→ **Working data**:
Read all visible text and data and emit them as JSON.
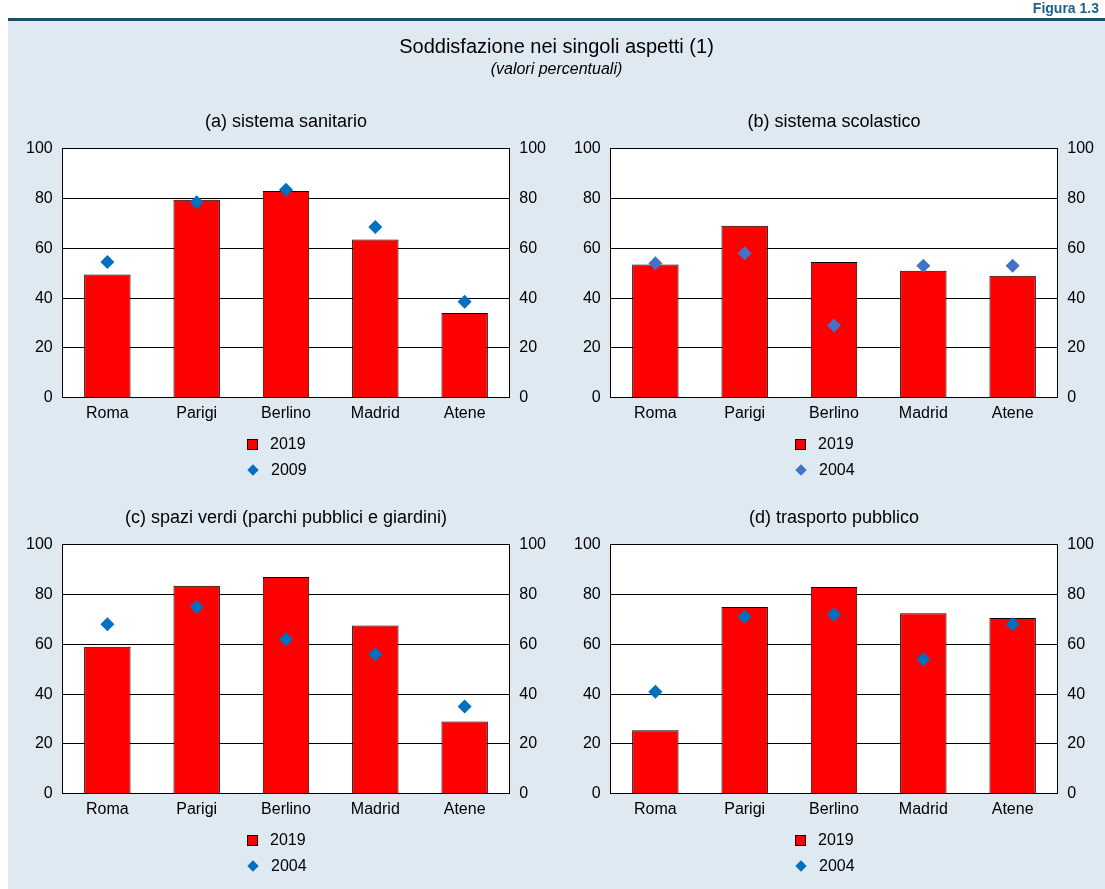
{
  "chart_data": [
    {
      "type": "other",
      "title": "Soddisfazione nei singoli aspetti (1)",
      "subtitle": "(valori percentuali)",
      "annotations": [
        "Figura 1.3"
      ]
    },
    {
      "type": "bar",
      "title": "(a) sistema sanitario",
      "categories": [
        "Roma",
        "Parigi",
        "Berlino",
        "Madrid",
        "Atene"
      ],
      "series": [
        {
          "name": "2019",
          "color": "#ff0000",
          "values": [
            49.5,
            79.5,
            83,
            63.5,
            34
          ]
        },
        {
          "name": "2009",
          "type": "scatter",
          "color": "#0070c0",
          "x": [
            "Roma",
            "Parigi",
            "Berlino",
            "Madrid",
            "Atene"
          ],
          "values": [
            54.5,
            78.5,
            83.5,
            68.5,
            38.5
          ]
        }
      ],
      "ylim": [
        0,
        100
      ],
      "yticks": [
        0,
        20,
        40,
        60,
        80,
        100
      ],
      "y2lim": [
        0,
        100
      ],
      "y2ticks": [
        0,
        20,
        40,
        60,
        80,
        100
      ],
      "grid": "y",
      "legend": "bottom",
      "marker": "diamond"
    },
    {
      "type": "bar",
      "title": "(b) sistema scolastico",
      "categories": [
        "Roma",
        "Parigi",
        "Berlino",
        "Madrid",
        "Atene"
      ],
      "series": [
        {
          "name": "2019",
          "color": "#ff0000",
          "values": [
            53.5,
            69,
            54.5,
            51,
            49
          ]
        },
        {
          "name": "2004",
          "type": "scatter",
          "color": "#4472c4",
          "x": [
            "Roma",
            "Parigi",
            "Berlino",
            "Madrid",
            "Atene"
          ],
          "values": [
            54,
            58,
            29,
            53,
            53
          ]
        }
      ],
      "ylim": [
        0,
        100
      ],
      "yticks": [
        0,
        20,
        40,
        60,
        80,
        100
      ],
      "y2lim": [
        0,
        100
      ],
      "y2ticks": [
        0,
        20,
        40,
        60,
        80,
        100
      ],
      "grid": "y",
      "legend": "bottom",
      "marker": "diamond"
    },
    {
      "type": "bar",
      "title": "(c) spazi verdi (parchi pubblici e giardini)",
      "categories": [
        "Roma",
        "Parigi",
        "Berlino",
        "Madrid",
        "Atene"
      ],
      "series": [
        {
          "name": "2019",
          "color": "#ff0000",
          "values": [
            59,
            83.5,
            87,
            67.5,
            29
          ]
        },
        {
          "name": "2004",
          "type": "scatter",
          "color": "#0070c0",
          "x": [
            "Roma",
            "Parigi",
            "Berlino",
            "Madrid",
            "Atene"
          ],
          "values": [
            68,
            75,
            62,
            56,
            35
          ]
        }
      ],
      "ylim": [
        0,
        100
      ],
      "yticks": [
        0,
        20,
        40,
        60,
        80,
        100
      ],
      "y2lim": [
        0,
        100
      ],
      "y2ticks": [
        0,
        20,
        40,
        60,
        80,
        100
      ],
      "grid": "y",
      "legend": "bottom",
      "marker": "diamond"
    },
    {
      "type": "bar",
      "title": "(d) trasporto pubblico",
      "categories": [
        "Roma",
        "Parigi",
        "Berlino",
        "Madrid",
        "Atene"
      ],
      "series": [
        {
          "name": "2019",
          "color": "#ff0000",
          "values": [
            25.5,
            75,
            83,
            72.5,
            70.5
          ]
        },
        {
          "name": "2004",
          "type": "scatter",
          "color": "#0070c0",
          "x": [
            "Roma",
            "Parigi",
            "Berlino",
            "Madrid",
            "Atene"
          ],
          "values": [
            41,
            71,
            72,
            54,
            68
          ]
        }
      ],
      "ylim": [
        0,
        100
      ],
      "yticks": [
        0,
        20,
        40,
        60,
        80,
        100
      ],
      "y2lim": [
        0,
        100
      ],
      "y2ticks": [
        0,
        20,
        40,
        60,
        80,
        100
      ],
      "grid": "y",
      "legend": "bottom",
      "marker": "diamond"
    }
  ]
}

→ **Task to complete**:
Using the data above, print every line exactly, omitting pictures.

→ **Exercise answer**:
Read all visible text and data and emit them as JSON.
{
  "chart_data": [
    {
      "type": "other",
      "title": "Soddisfazione nei singoli aspetti (1)",
      "subtitle": "(valori percentuali)",
      "annotations": [
        "Figura 1.3"
      ]
    },
    {
      "type": "bar",
      "title": "(a) sistema sanitario",
      "categories": [
        "Roma",
        "Parigi",
        "Berlino",
        "Madrid",
        "Atene"
      ],
      "series": [
        {
          "name": "2019",
          "color": "#ff0000",
          "values": [
            49.5,
            79.5,
            83,
            63.5,
            34
          ]
        },
        {
          "name": "2009",
          "type": "scatter",
          "color": "#0070c0",
          "x": [
            "Roma",
            "Parigi",
            "Berlino",
            "Madrid",
            "Atene"
          ],
          "values": [
            54.5,
            78.5,
            83.5,
            68.5,
            38.5
          ]
        }
      ],
      "ylim": [
        0,
        100
      ],
      "yticks": [
        0,
        20,
        40,
        60,
        80,
        100
      ],
      "y2lim": [
        0,
        100
      ],
      "y2ticks": [
        0,
        20,
        40,
        60,
        80,
        100
      ],
      "grid": "y",
      "legend": "bottom",
      "marker": "diamond"
    },
    {
      "type": "bar",
      "title": "(b) sistema scolastico",
      "categories": [
        "Roma",
        "Parigi",
        "Berlino",
        "Madrid",
        "Atene"
      ],
      "series": [
        {
          "name": "2019",
          "color": "#ff0000",
          "values": [
            53.5,
            69,
            54.5,
            51,
            49
          ]
        },
        {
          "name": "2004",
          "type": "scatter",
          "color": "#4472c4",
          "x": [
            "Roma",
            "Parigi",
            "Berlino",
            "Madrid",
            "Atene"
          ],
          "values": [
            54,
            58,
            29,
            53,
            53
          ]
        }
      ],
      "ylim": [
        0,
        100
      ],
      "yticks": [
        0,
        20,
        40,
        60,
        80,
        100
      ],
      "y2lim": [
        0,
        100
      ],
      "y2ticks": [
        0,
        20,
        40,
        60,
        80,
        100
      ],
      "grid": "y",
      "legend": "bottom",
      "marker": "diamond"
    },
    {
      "type": "bar",
      "title": "(c) spazi verdi (parchi pubblici e giardini)",
      "categories": [
        "Roma",
        "Parigi",
        "Berlino",
        "Madrid",
        "Atene"
      ],
      "series": [
        {
          "name": "2019",
          "color": "#ff0000",
          "values": [
            59,
            83.5,
            87,
            67.5,
            29
          ]
        },
        {
          "name": "2004",
          "type": "scatter",
          "color": "#0070c0",
          "x": [
            "Roma",
            "Parigi",
            "Berlino",
            "Madrid",
            "Atene"
          ],
          "values": [
            68,
            75,
            62,
            56,
            35
          ]
        }
      ],
      "ylim": [
        0,
        100
      ],
      "yticks": [
        0,
        20,
        40,
        60,
        80,
        100
      ],
      "y2lim": [
        0,
        100
      ],
      "y2ticks": [
        0,
        20,
        40,
        60,
        80,
        100
      ],
      "grid": "y",
      "legend": "bottom",
      "marker": "diamond"
    },
    {
      "type": "bar",
      "title": "(d) trasporto pubblico",
      "categories": [
        "Roma",
        "Parigi",
        "Berlino",
        "Madrid",
        "Atene"
      ],
      "series": [
        {
          "name": "2019",
          "color": "#ff0000",
          "values": [
            25.5,
            75,
            83,
            72.5,
            70.5
          ]
        },
        {
          "name": "2004",
          "type": "scatter",
          "color": "#0070c0",
          "x": [
            "Roma",
            "Parigi",
            "Berlino",
            "Madrid",
            "Atene"
          ],
          "values": [
            41,
            71,
            72,
            54,
            68
          ]
        }
      ],
      "ylim": [
        0,
        100
      ],
      "yticks": [
        0,
        20,
        40,
        60,
        80,
        100
      ],
      "y2lim": [
        0,
        100
      ],
      "y2ticks": [
        0,
        20,
        40,
        60,
        80,
        100
      ],
      "grid": "y",
      "legend": "bottom",
      "marker": "diamond"
    }
  ]
}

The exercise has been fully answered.